REQUIREMENT 1
According to the table notes, which test determined P values for binary variables?
REQUIREMENT 2
Reproduce word for word the part of the table notes starting with "Data are expressed" and going on through "in control patients.".

EXTRACT TO READ

Data are expressed as mean ± standard deviation unless otherwise specified.

P values are for differences between groups. For binary variables, P values were determined by Fisher's exact tests. For brain volumes, P values were determined by linear regression adjusting for corrected chronological age at MRI and sex. For follow-up data, P values were determined by t-tests. For all other continuous variables, P values were determined by Wilcoxon rank-sum tests. For CDI percentiles, P values were determined by one-sample t-tests comparing the cardiac group mean with the expected population mean of 50th percentile.

N = 44 cardiac and 11 control patients.

§

N = 47 cardiac and 13 control patients.

N = 38 cardiac patients. MacArthur-Bates Communicative Development Inventory was not assessed in control patients.

**

P<0.001 comparing the control group mean with the expected population mean of 50th percentile.

RECORDS SHOWN
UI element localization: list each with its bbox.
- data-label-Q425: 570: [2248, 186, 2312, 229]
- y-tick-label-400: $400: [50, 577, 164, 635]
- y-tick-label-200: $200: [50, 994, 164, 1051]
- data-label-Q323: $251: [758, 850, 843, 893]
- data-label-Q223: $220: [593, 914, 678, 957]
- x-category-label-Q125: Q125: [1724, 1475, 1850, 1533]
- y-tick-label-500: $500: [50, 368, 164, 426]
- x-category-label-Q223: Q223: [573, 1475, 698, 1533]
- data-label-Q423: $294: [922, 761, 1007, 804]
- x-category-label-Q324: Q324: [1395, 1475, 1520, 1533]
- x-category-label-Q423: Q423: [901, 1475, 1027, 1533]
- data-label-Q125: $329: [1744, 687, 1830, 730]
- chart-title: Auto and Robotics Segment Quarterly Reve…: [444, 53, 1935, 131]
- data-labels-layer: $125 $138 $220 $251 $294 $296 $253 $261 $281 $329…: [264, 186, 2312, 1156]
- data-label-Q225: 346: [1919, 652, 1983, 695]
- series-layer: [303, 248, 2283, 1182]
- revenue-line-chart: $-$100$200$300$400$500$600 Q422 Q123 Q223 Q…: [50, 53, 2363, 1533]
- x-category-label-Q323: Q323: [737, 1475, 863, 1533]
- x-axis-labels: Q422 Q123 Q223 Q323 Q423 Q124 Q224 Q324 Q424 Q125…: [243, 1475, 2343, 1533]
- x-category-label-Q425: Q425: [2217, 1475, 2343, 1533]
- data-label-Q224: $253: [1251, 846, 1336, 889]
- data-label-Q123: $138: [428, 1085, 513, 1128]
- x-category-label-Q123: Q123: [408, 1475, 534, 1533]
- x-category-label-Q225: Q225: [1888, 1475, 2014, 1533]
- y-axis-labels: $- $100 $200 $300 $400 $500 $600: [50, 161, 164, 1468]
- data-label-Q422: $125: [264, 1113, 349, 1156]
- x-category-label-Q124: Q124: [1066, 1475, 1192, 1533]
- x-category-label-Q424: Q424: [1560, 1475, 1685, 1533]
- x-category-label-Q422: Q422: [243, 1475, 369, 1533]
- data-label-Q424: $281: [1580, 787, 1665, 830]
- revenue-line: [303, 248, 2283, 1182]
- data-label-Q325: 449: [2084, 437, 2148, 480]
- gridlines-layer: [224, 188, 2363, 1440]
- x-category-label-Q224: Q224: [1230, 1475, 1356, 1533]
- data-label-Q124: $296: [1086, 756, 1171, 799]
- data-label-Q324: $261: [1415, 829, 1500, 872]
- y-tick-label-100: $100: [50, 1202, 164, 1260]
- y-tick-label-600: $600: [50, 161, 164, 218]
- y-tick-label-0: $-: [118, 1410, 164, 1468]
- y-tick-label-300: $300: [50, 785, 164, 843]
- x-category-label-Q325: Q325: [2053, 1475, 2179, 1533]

FINAL ANSWER 1
Fisher's exact tests.

FINAL ANSWER 2
Data are expressed as mean ± standard deviation unless otherwise specified.

P values are for differences between groups. For binary variables, P values were determined by Fisher's exact tests. For brain volumes, P values were determined by linear regression adjusting for corrected chronological age at MRI and sex. For follow-up data, P values were determined by t-tests. For all other continuous variables, P values were determined by Wilcoxon rank-sum tests. For CDI percentiles, P values were determined by one-sample t-tests comparing the cardiac group mean with the expected population mean of 50th percentile.

N = 44 cardiac and 11 control patients.

§

N = 47 cardiac and 13 control patients.

N = 38 cardiac patients. MacArthur-Bates Communicative Development Inventory was not assessed in control patients.